§ Data shown:
╭──

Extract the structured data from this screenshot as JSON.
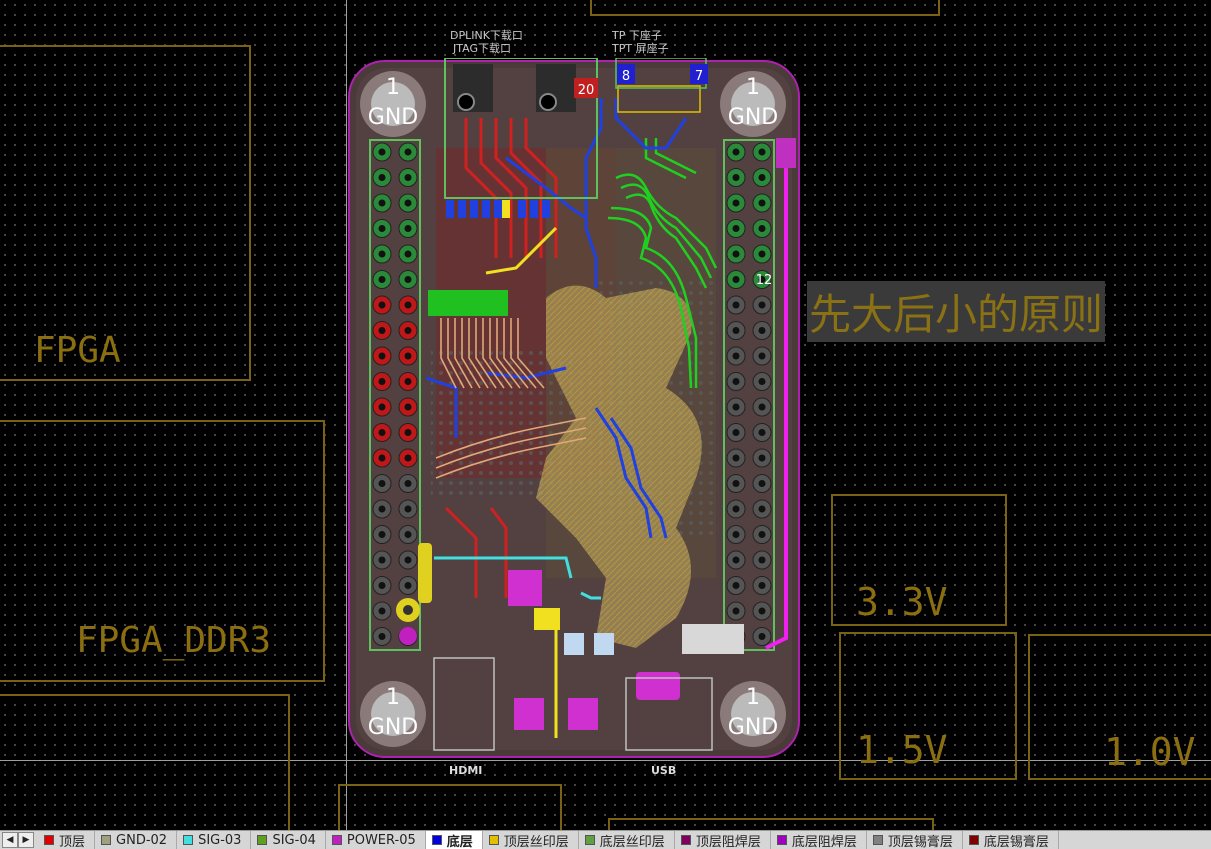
{
  "board_labels": {
    "fpga": "FPGA",
    "fpga_ddr3": "FPGA_DDR3",
    "v33": "3.3V",
    "v15": "1.5V",
    "v10": "1.0V",
    "principle": "先大后小的原则"
  },
  "silk": {
    "dplink": "DPLINK下载口",
    "jtag": "JTAG下载口",
    "tp_fpc": "TP 下座子",
    "tpt": "TPT 屏座子",
    "hdmi": "HDMI",
    "usb": "USB",
    "gnd": "GND",
    "one": "1",
    "pin12": "12",
    "pin8": "8",
    "pin7": "7",
    "pin20": "20"
  },
  "layer_tabs": [
    {
      "label": "顶层",
      "color": "#e00000",
      "active": false
    },
    {
      "label": "GND-02",
      "color": "#a0a080",
      "active": false
    },
    {
      "label": "SIG-03",
      "color": "#40e0e0",
      "active": false
    },
    {
      "label": "SIG-04",
      "color": "#60a020",
      "active": false
    },
    {
      "label": "POWER-05",
      "color": "#c020c0",
      "active": false
    },
    {
      "label": "底层",
      "color": "#0000e0",
      "active": true
    },
    {
      "label": "顶层丝印层",
      "color": "#e0c000",
      "active": false
    },
    {
      "label": "底层丝印层",
      "color": "#60a040",
      "active": false
    },
    {
      "label": "顶层阻焊层",
      "color": "#800060",
      "active": false
    },
    {
      "label": "底层阻焊层",
      "color": "#a000c0",
      "active": false
    },
    {
      "label": "顶层锡膏层",
      "color": "#808080",
      "active": false
    },
    {
      "label": "底层锡膏层",
      "color": "#800000",
      "active": false
    }
  ]
}
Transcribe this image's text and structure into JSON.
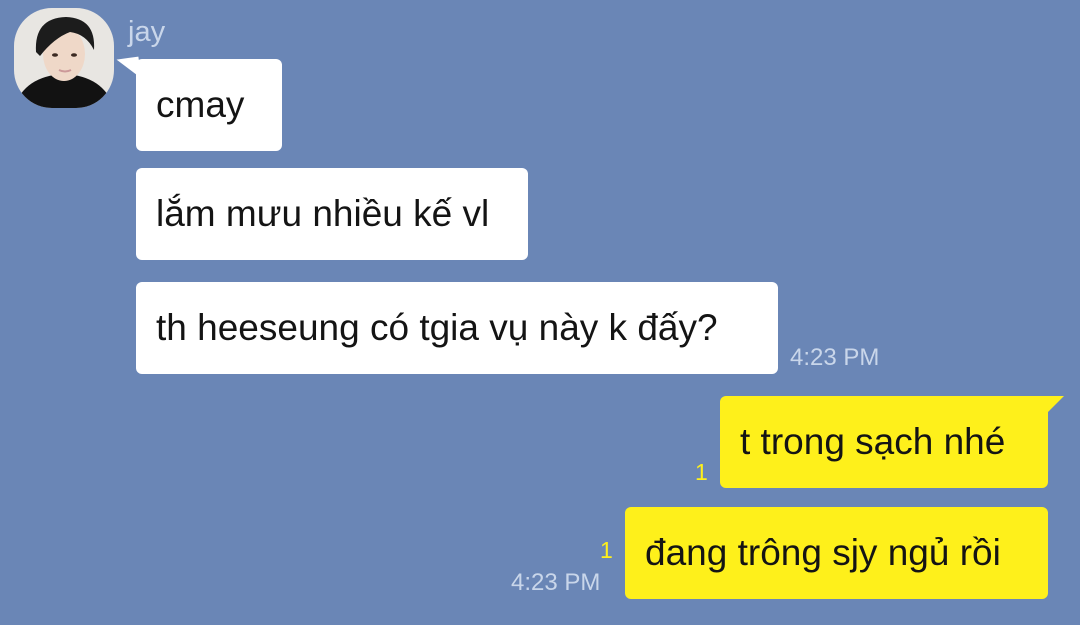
{
  "contact": {
    "name": "jay"
  },
  "messages": [
    {
      "text": "cmay"
    },
    {
      "text": "lắm mưu nhiều kế vl"
    },
    {
      "text": "th heeseung có tgia vụ này k đấy?",
      "time": "4:23 PM"
    },
    {
      "text": "t trong sạch nhé",
      "unread": "1"
    },
    {
      "text": "đang trông sjy ngủ rồi",
      "unread": "1",
      "time": "4:23 PM"
    }
  ],
  "colors": {
    "background": "#6a86b6",
    "incoming": "#ffffff",
    "outgoing": "#fef01b"
  }
}
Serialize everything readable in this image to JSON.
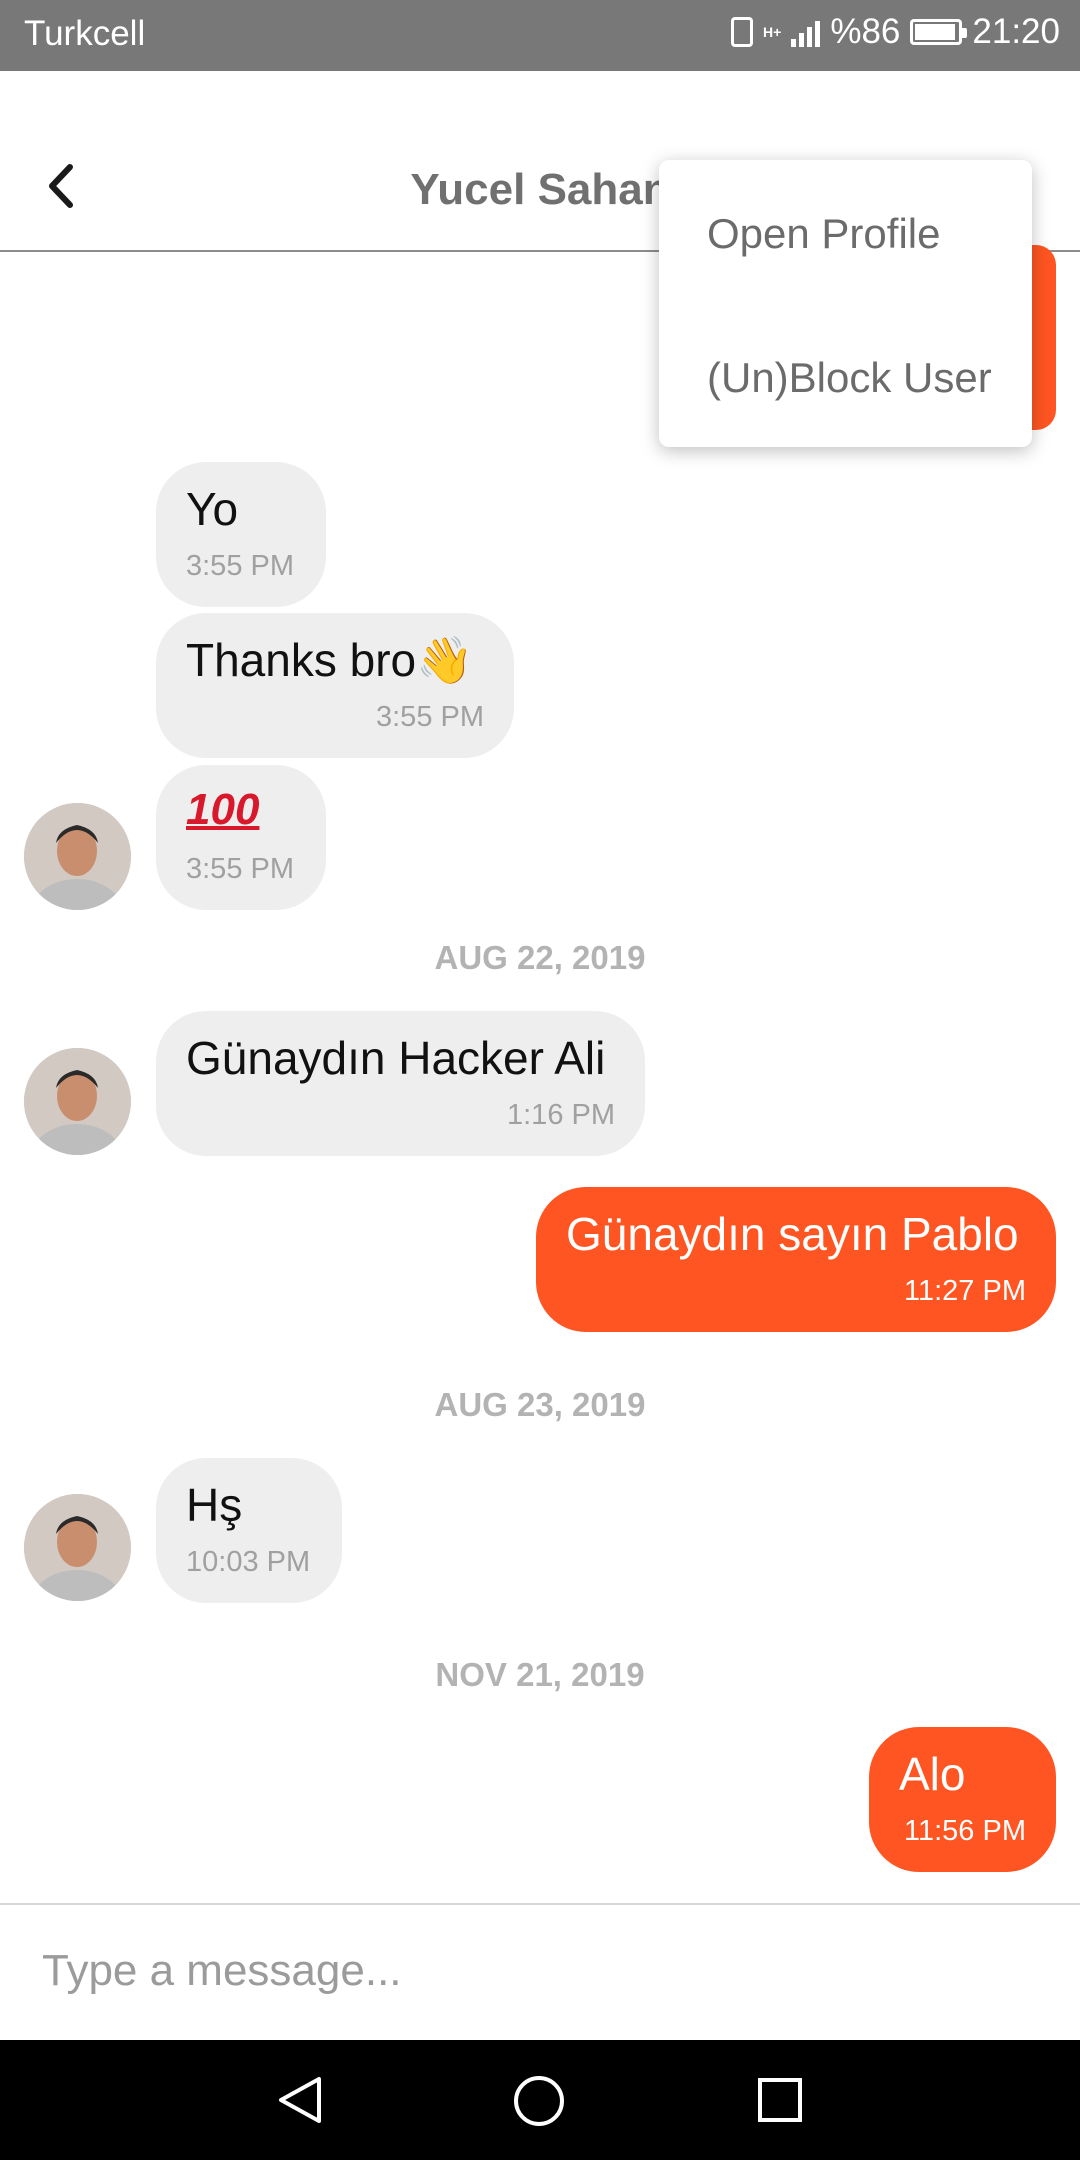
{
  "status_bar": {
    "carrier": "Turkcell",
    "network_type": "H+",
    "battery_percent_text": "%86",
    "battery_level": 0.86,
    "time": "21:20"
  },
  "header": {
    "title": "Yucel Sahan"
  },
  "menu": {
    "items": [
      {
        "label": "Open Profile"
      },
      {
        "label": "(Un)Block User"
      }
    ]
  },
  "messages": [
    {
      "direction": "in",
      "text": "Yo",
      "time": "3:55 PM"
    },
    {
      "direction": "in",
      "text": "Thanks bro",
      "emoji": "waving-hand",
      "time": "3:55 PM"
    },
    {
      "direction": "in",
      "text": "100",
      "emoji": "hundred-points",
      "time": "3:55 PM"
    },
    {
      "date": "AUG 22, 2019"
    },
    {
      "direction": "in",
      "text": "Günaydın Hacker Ali",
      "time": "1:16 PM"
    },
    {
      "direction": "out",
      "text": "Günaydın sayın Pablo",
      "time": "11:27 PM"
    },
    {
      "date": "AUG 23, 2019"
    },
    {
      "direction": "in",
      "text": "Hş",
      "time": "10:03 PM"
    },
    {
      "date": "NOV 21, 2019"
    },
    {
      "direction": "out",
      "text": "Alo",
      "time": "11:56 PM"
    }
  ],
  "composer": {
    "placeholder": "Type a message..."
  },
  "colors": {
    "outgoing_bubble": "#ff5522",
    "incoming_bubble": "#eeeeee",
    "status_bar": "#787878"
  }
}
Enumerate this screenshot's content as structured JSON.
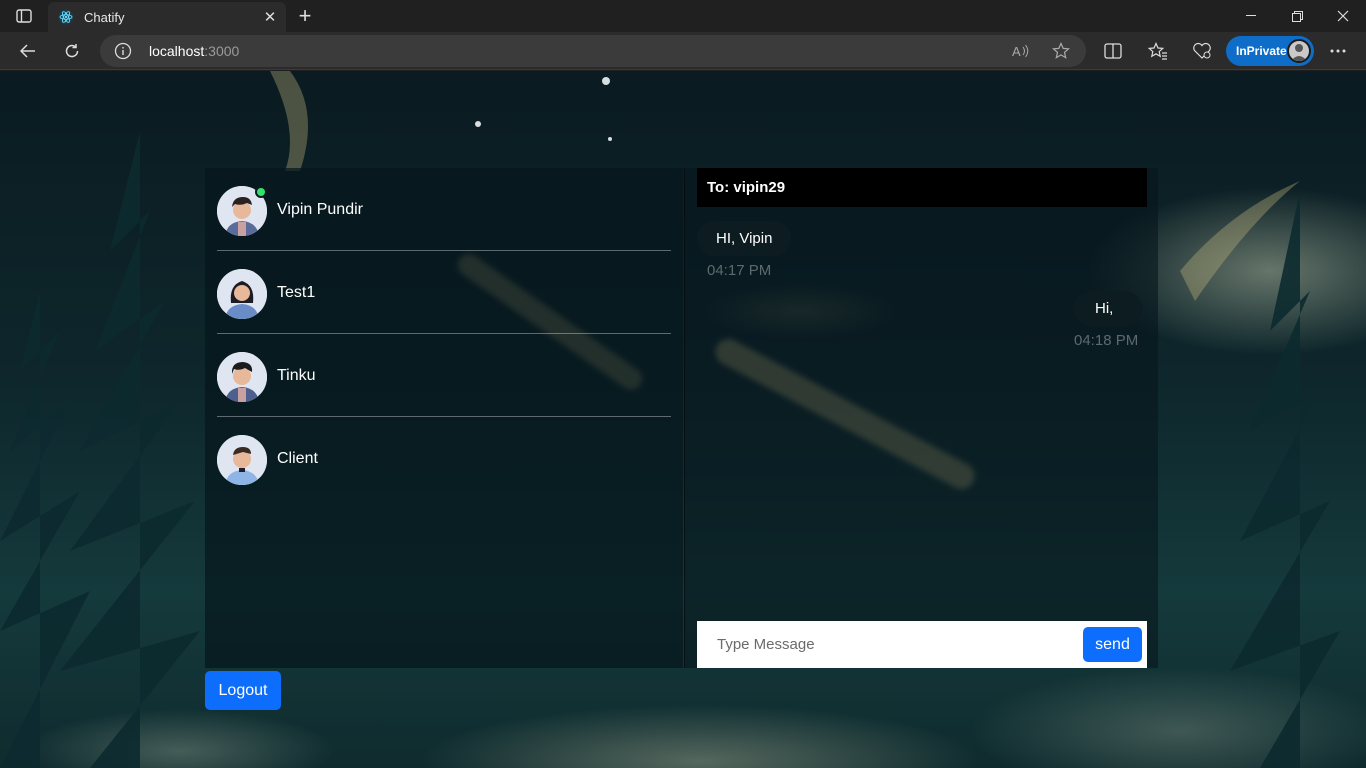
{
  "browser": {
    "tab_title": "Chatify",
    "url_host": "localhost",
    "url_port": ":3000",
    "inprivate_label": "InPrivate"
  },
  "contacts": [
    {
      "name": "Vipin Pundir",
      "online": true
    },
    {
      "name": "Test1",
      "online": false
    },
    {
      "name": "Tinku",
      "online": false
    },
    {
      "name": "Client",
      "online": false
    }
  ],
  "chat": {
    "header": "To: vipin29",
    "messages": [
      {
        "text": "HI, Vipin",
        "time": "04:17 PM",
        "side": "left"
      },
      {
        "text": "Hi,",
        "time": "04:18 PM",
        "side": "right"
      }
    ],
    "input_placeholder": "Type Message",
    "send_label": "send"
  },
  "logout_label": "Logout",
  "colors": {
    "primary_button": "#0d6efd",
    "online_indicator": "#32e36a",
    "inprivate_badge": "#0e6dc9"
  }
}
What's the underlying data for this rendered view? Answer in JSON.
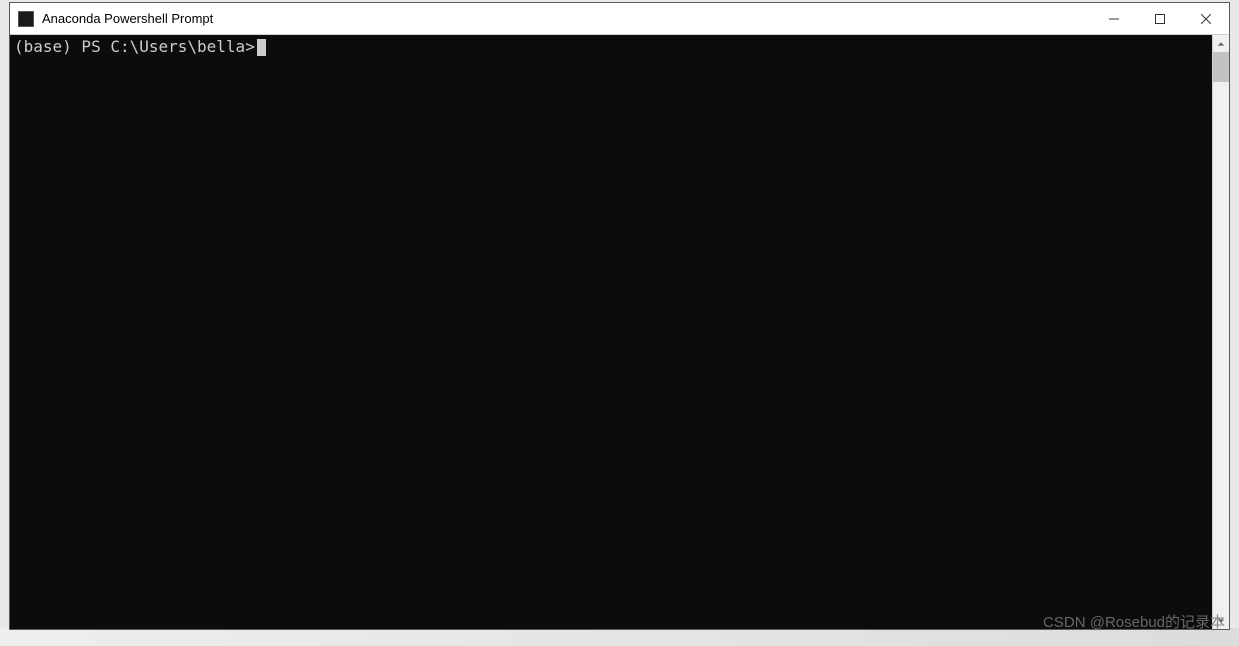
{
  "window": {
    "title": "Anaconda Powershell Prompt"
  },
  "terminal": {
    "prompt": "(base) PS C:\\Users\\bella>"
  },
  "watermark": "CSDN @Rosebud的记录本"
}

╰──

§ Description of the task:
Pictures don't belong in the copy. Restate all the entries exactly.

§ Response to the exercise:
Extract the structured data from this screenshot as JSON.
{
  "board_labels": {
    "fpga": "FPGA",
    "fpga_ddr3": "FPGA_DDR3",
    "v33": "3.3V",
    "v15": "1.5V",
    "v10": "1.0V",
    "principle": "先大后小的原则"
  },
  "silk": {
    "dplink": "DPLINK下载口",
    "jtag": "JTAG下载口",
    "tp_fpc": "TP 下座子",
    "tpt": "TPT 屏座子",
    "hdmi": "HDMI",
    "usb": "USB",
    "gnd": "GND",
    "one": "1",
    "pin12": "12",
    "pin8": "8",
    "pin7": "7",
    "pin20": "20"
  },
  "layer_tabs": [
    {
      "label": "顶层",
      "color": "#e00000",
      "active": false
    },
    {
      "label": "GND-02",
      "color": "#a0a080",
      "active": false
    },
    {
      "label": "SIG-03",
      "color": "#40e0e0",
      "active": false
    },
    {
      "label": "SIG-04",
      "color": "#60a020",
      "active": false
    },
    {
      "label": "POWER-05",
      "color": "#c020c0",
      "active": false
    },
    {
      "label": "底层",
      "color": "#0000e0",
      "active": true
    },
    {
      "label": "顶层丝印层",
      "color": "#e0c000",
      "active": false
    },
    {
      "label": "底层丝印层",
      "color": "#60a040",
      "active": false
    },
    {
      "label": "顶层阻焊层",
      "color": "#800060",
      "active": false
    },
    {
      "label": "底层阻焊层",
      "color": "#a000c0",
      "active": false
    },
    {
      "label": "顶层锡膏层",
      "color": "#808080",
      "active": false
    },
    {
      "label": "底层锡膏层",
      "color": "#800000",
      "active": false
    }
  ]
}
Transcribe this image's text and structure into JSON.
{
  "contact": {
    "name": "jay"
  },
  "messages": [
    {
      "text": "cmay"
    },
    {
      "text": "lắm mưu nhiều kế vl"
    },
    {
      "text": "th heeseung có tgia vụ này k đấy?",
      "time": "4:23 PM"
    },
    {
      "text": "t trong sạch nhé",
      "unread": "1"
    },
    {
      "text": "đang trông sjy ngủ rồi",
      "unread": "1",
      "time": "4:23 PM"
    }
  ],
  "colors": {
    "background": "#6a86b6",
    "incoming": "#ffffff",
    "outgoing": "#fef01b"
  }
}
Serialize everything readable in this image to JSON.
{
  "status_bar": {
    "carrier": "Turkcell",
    "network_type": "H+",
    "battery_percent_text": "%86",
    "battery_level": 0.86,
    "time": "21:20"
  },
  "header": {
    "title": "Yucel Sahan"
  },
  "menu": {
    "items": [
      {
        "label": "Open Profile"
      },
      {
        "label": "(Un)Block User"
      }
    ]
  },
  "messages": [
    {
      "direction": "in",
      "text": "Yo",
      "time": "3:55 PM"
    },
    {
      "direction": "in",
      "text": "Thanks bro",
      "emoji": "waving-hand",
      "time": "3:55 PM"
    },
    {
      "direction": "in",
      "text": "100",
      "emoji": "hundred-points",
      "time": "3:55 PM"
    },
    {
      "date": "AUG 22, 2019"
    },
    {
      "direction": "in",
      "text": "Günaydın Hacker Ali",
      "time": "1:16 PM"
    },
    {
      "direction": "out",
      "text": "Günaydın sayın Pablo",
      "time": "11:27 PM"
    },
    {
      "date": "AUG 23, 2019"
    },
    {
      "direction": "in",
      "text": "Hş",
      "time": "10:03 PM"
    },
    {
      "date": "NOV 21, 2019"
    },
    {
      "direction": "out",
      "text": "Alo",
      "time": "11:56 PM"
    }
  ],
  "composer": {
    "placeholder": "Type a message..."
  },
  "colors": {
    "outgoing_bubble": "#ff5522",
    "incoming_bubble": "#eeeeee",
    "status_bar": "#787878"
  }
}
Enumerate this screenshot's content as structured JSON.
{
  "browser": {
    "tab_title": "Chatify",
    "url_host": "localhost",
    "url_port": ":3000",
    "inprivate_label": "InPrivate"
  },
  "contacts": [
    {
      "name": "Vipin Pundir",
      "online": true
    },
    {
      "name": "Test1",
      "online": false
    },
    {
      "name": "Tinku",
      "online": false
    },
    {
      "name": "Client",
      "online": false
    }
  ],
  "chat": {
    "header": "To: vipin29",
    "messages": [
      {
        "text": "HI, Vipin",
        "time": "04:17 PM",
        "side": "left"
      },
      {
        "text": "Hi,",
        "time": "04:18 PM",
        "side": "right"
      }
    ],
    "input_placeholder": "Type Message",
    "send_label": "send"
  },
  "logout_label": "Logout",
  "colors": {
    "primary_button": "#0d6efd",
    "online_indicator": "#32e36a",
    "inprivate_badge": "#0e6dc9"
  }
}
What's the underlying data for this rendered view? Answer in JSON.
{
  "window": {
    "title": "Anaconda Powershell Prompt"
  },
  "terminal": {
    "prompt": "(base) PS C:\\Users\\bella>"
  },
  "watermark": "CSDN @Rosebud的记录本"
}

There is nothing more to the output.